**Raw data:**

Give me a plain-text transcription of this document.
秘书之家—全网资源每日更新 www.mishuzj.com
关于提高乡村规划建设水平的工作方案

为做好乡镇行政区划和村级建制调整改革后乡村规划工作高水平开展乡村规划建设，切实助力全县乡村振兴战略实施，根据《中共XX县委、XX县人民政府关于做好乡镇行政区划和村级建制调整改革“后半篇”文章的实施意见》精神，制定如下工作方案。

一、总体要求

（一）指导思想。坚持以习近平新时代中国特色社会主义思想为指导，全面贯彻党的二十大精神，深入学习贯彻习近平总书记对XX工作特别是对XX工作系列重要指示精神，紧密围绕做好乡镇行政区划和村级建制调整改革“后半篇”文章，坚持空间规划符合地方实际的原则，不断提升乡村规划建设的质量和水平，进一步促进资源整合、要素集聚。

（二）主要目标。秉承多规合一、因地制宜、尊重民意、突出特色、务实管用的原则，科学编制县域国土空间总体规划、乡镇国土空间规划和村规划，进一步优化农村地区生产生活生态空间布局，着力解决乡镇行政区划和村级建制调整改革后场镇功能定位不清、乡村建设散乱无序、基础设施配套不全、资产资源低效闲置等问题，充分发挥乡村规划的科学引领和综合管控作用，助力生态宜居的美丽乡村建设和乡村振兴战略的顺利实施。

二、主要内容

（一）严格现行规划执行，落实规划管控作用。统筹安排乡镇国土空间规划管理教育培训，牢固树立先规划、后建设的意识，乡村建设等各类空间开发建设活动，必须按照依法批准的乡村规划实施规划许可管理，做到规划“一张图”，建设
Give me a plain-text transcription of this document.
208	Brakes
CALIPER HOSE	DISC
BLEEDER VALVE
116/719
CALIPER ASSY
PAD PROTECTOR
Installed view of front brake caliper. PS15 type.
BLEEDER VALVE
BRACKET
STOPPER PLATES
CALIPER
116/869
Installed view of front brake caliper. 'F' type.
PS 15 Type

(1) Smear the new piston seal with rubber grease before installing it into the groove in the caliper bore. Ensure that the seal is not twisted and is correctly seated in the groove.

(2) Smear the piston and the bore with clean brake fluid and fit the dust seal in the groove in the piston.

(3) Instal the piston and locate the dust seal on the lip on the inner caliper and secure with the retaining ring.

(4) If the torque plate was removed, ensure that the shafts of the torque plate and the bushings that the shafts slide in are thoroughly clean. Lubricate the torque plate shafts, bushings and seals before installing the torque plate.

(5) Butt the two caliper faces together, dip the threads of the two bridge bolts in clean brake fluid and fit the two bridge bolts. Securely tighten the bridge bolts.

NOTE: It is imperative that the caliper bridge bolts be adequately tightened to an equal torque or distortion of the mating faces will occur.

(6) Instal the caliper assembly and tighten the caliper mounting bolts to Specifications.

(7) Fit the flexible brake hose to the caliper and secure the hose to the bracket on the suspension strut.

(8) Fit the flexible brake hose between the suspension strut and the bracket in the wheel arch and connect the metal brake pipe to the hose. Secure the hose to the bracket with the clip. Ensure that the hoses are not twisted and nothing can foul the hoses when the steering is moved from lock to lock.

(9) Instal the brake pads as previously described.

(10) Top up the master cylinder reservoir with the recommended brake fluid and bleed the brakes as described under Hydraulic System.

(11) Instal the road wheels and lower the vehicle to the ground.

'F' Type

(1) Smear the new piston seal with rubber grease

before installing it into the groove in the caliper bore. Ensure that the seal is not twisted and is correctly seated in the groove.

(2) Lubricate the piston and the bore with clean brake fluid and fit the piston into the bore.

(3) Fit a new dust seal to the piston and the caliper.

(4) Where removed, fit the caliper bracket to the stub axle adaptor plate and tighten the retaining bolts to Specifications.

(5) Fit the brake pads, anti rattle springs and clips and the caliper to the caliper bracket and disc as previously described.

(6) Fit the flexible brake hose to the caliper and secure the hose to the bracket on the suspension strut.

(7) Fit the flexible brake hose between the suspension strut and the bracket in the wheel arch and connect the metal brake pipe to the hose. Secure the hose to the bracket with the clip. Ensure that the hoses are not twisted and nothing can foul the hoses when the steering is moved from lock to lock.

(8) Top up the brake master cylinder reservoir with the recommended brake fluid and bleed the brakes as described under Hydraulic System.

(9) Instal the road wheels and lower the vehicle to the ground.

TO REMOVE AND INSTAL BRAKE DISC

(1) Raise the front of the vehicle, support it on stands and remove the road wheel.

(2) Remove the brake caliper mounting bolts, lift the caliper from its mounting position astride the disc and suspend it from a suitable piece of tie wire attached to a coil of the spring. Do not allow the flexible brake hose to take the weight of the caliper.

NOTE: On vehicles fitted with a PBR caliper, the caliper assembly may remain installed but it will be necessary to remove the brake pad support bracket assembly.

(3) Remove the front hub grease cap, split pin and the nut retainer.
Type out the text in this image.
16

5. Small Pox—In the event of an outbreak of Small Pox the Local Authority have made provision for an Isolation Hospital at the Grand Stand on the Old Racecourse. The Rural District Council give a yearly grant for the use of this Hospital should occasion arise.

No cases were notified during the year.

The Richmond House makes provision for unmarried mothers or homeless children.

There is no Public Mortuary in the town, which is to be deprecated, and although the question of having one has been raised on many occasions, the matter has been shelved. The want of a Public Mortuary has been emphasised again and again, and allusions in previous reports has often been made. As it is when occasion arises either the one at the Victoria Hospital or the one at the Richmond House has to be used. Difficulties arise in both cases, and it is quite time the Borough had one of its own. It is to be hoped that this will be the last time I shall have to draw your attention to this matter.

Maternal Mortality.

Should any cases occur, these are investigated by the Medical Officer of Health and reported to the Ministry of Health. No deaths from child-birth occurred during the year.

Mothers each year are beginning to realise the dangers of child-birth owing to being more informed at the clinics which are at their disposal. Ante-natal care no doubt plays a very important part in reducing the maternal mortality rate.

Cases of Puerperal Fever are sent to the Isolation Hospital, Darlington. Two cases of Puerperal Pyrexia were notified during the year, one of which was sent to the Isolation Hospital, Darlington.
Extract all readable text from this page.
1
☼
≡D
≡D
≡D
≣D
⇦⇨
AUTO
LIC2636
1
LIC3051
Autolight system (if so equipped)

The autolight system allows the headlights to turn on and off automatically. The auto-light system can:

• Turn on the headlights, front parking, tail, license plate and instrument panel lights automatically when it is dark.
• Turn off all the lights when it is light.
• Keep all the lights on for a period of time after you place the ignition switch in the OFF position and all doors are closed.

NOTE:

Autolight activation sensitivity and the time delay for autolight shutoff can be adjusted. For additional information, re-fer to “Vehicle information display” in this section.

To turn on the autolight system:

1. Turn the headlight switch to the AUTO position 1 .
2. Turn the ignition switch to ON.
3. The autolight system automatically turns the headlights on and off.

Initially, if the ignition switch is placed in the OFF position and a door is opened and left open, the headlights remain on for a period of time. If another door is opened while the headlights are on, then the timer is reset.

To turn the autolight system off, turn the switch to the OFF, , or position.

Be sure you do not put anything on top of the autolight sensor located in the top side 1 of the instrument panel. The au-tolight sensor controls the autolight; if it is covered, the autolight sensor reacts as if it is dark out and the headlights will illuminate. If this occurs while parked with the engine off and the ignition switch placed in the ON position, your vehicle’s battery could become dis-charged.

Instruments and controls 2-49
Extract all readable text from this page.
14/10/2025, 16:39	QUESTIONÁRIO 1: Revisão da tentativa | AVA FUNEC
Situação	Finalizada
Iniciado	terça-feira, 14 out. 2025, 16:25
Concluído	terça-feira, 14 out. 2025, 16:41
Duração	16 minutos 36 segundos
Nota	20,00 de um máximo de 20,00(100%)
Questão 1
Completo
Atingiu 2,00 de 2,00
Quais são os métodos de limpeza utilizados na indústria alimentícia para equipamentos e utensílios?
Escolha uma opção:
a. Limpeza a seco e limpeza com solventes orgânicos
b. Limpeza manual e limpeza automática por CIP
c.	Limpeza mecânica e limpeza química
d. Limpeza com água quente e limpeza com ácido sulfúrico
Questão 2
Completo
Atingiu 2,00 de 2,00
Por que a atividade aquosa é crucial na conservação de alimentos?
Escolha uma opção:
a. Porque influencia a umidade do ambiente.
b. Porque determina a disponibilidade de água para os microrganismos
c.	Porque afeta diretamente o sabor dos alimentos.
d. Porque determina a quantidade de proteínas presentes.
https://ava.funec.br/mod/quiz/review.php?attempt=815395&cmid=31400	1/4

**Exercise objective:** State the number of lines above that hold the string "dark", with nothing added.

**Full solution:** 2